#### What you have to do:
Pick out every line of the entries below where "Adotta" occurs, and copy those lines.

#### Available data:
((

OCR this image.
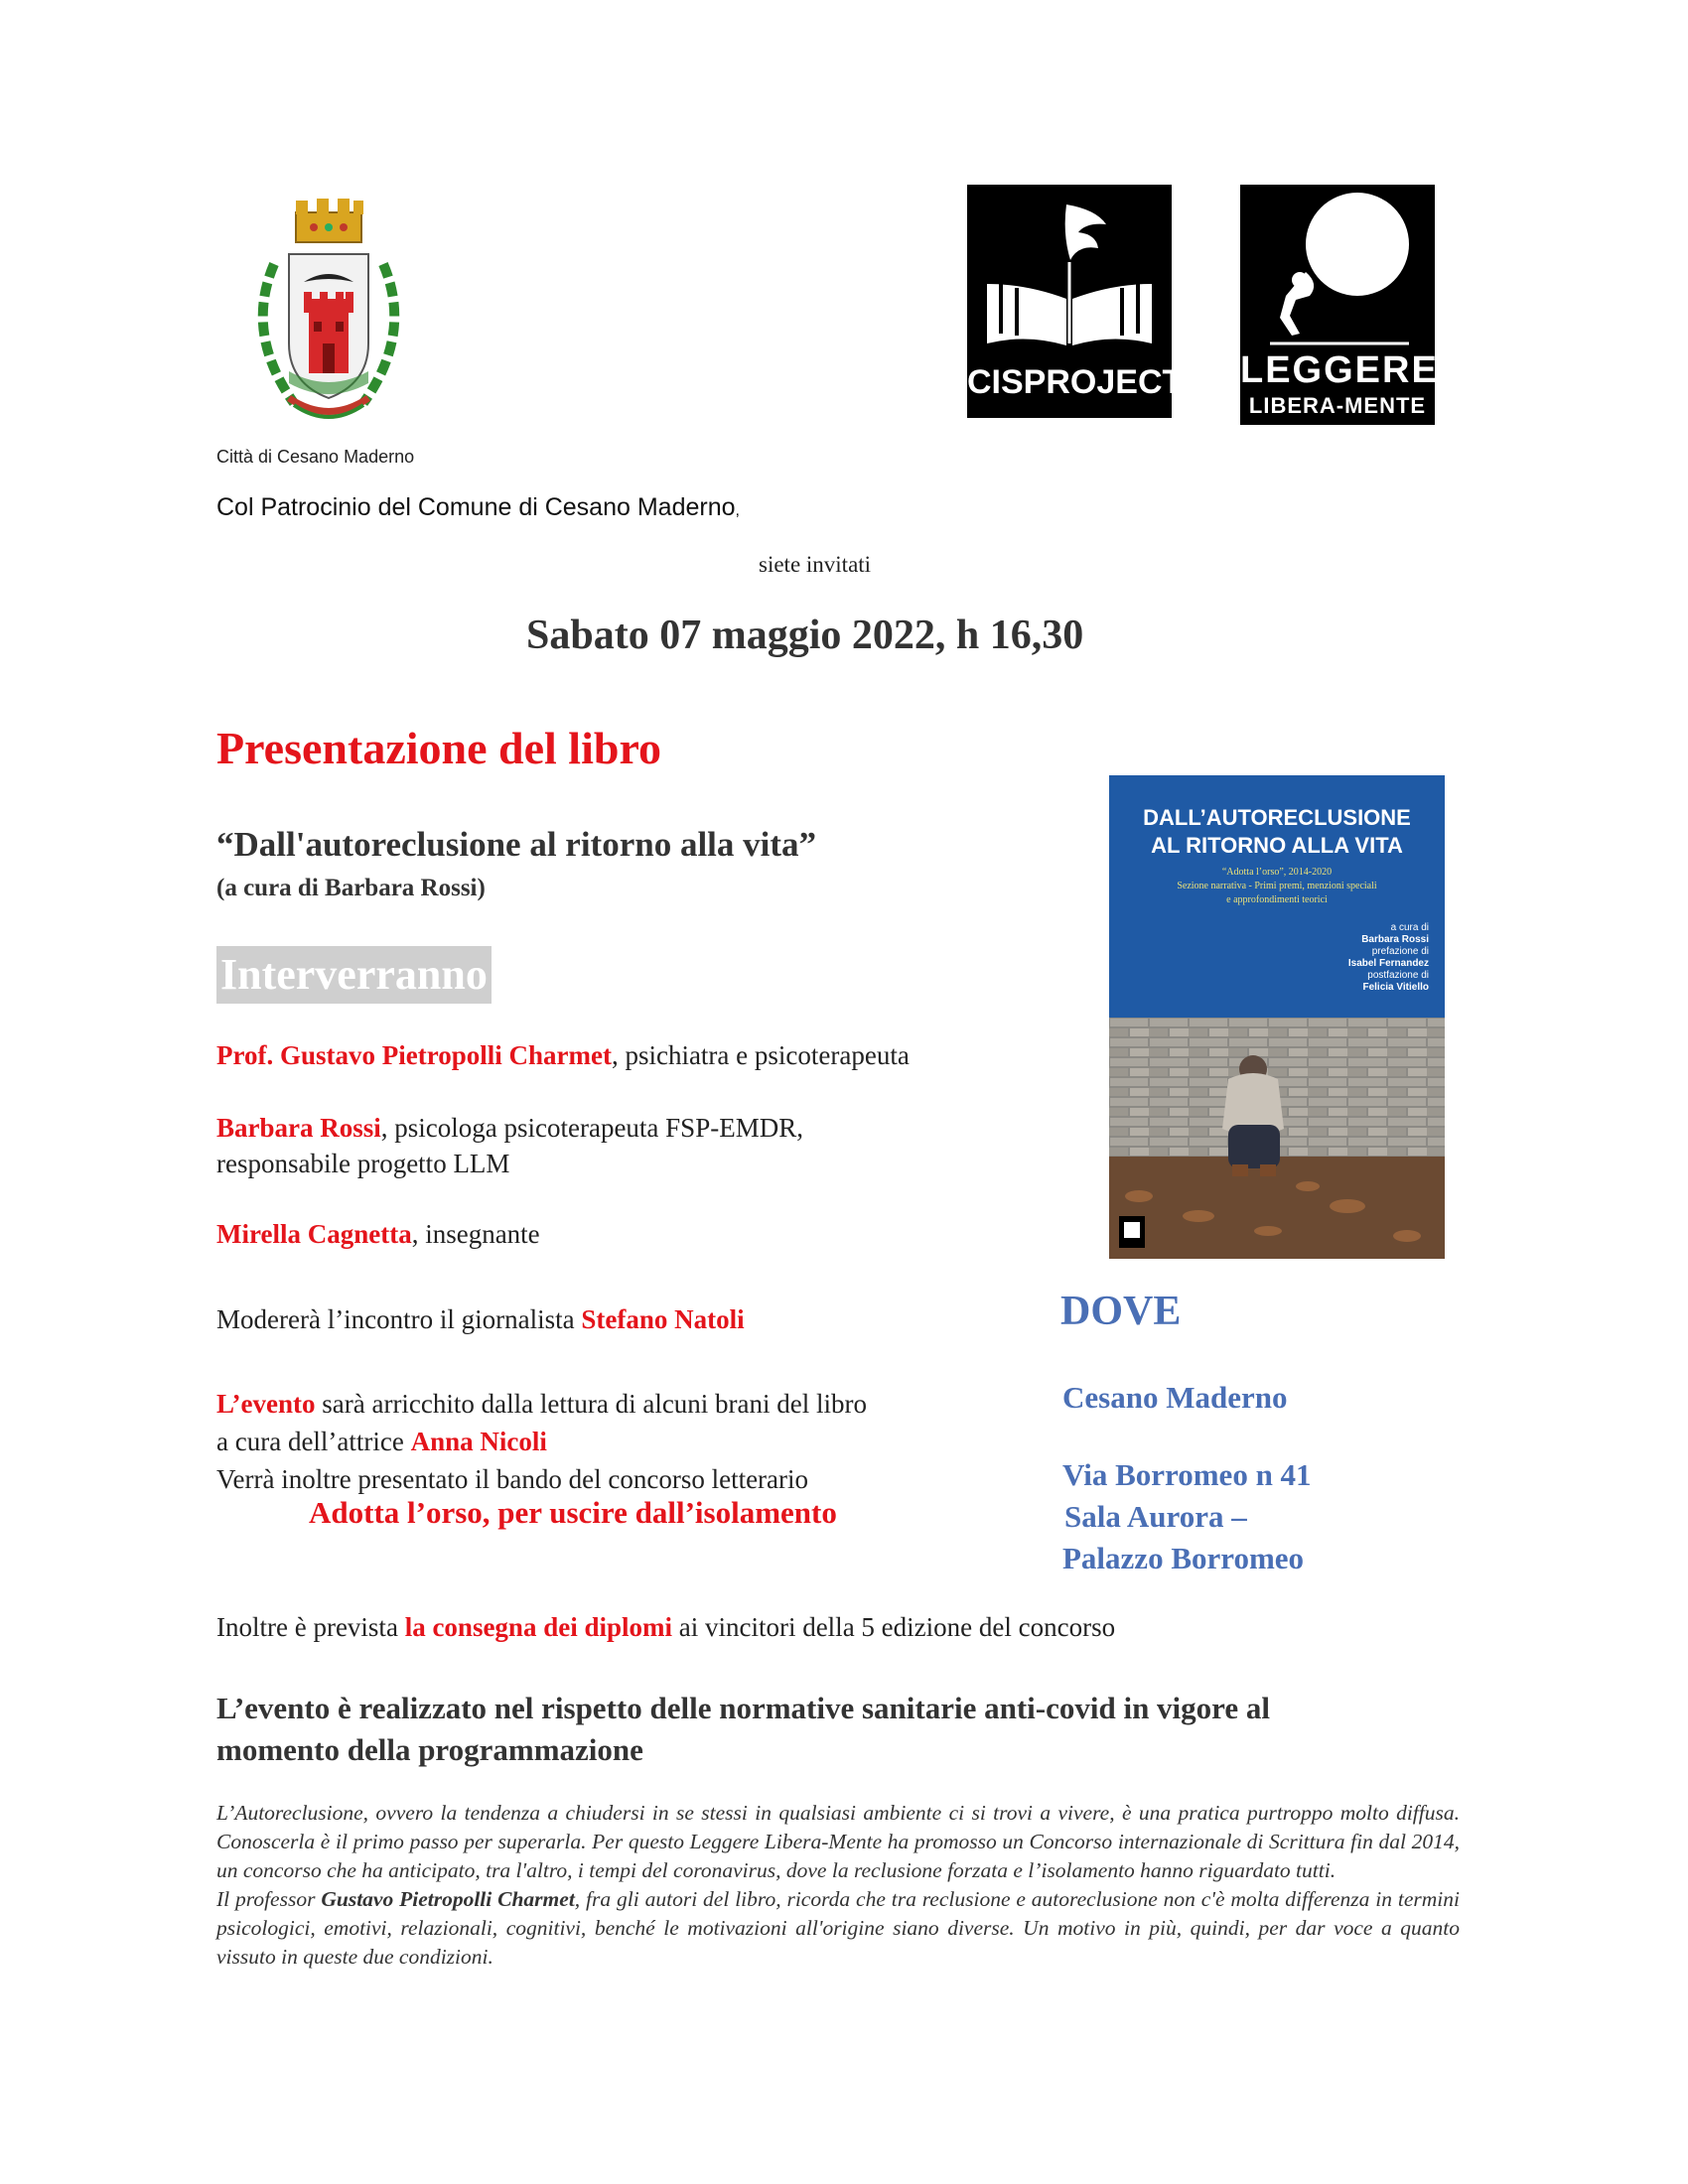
Città di Cesano Maderno
CISPROJECT LEGGERE
LIBERA-MENTE
Col Patrocinio del Comune di Cesano Maderno,
siete invitati
Sabato 07 maggio 2022, h 16,30
Presentazione del libro
“Dall'autoreclusione al ritorno alla vita”
(a cura di Barbara Rossi)
Interverranno
Prof. Gustavo Pietropolli Charmet, psichiatra e psicoterapeuta
Barbara Rossi, psicologa psicoterapeuta FSP-EMDR,
responsabile progetto LLM
Mirella Cagnetta, insegnante
Modererà l’incontro il giornalista Stefano Natoli
L’evento sarà arricchito dalla lettura di alcuni brani del libro
a cura dell’attrice Anna Nicoli
Verrà inoltre presentato il bando del concorso letterario
Adotta l’orso, per uscire dall’isolamento
DOVE
Cesano Maderno
Via Borromeo n 41
Sala Aurora –
Palazzo Borromeo
DALL’AUTORECLUSIONE
AL RITORNO ALLA VITA
“Adotta l’orso”, 2014-2020
Sezione narrativa - Primi premi, menzioni speciali
e approfondimenti teorici
a cura di
Barbara Rossi
prefazione di
Isabel Fernandez
postfazione di
Felicia Vitiello
Inoltre è prevista la consegna dei diplomi ai vincitori della 5 edizione del concorso
L’evento è realizzato nel rispetto delle normative sanitarie anti-covid in vigore al
momento della programmazione
L’Autoreclusione, ovvero la tendenza a chiudersi in se stessi in qualsiasi ambiente ci si trovi a vivere, è una pratica purtroppo molto diffusa. Conoscerla è il primo passo per superarla. Per questo Leggere Libera-Mente ha promosso un Concorso internazionale di Scrittura fin dal 2014, un concorso che ha anticipato, tra l'altro, i tempi del coronavirus, dove la reclusione forzata e l’isolamento hanno riguardato tutti.
Il professor Gustavo Pietropolli Charmet, fra gli autori del libro, ricorda che tra reclusione e autoreclusione non c'è molta differenza in termini psicologici, emotivi, relazionali, cognitivi, benché le motivazioni all'origine siano diverse. Un motivo in più, quindi, per dar voce a quanto vissuto in queste due condizioni.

))

#### Exercise answer:
Adotta l’orso, per uscire dall’isolamento
“Adotta l’orso”, 2014-2020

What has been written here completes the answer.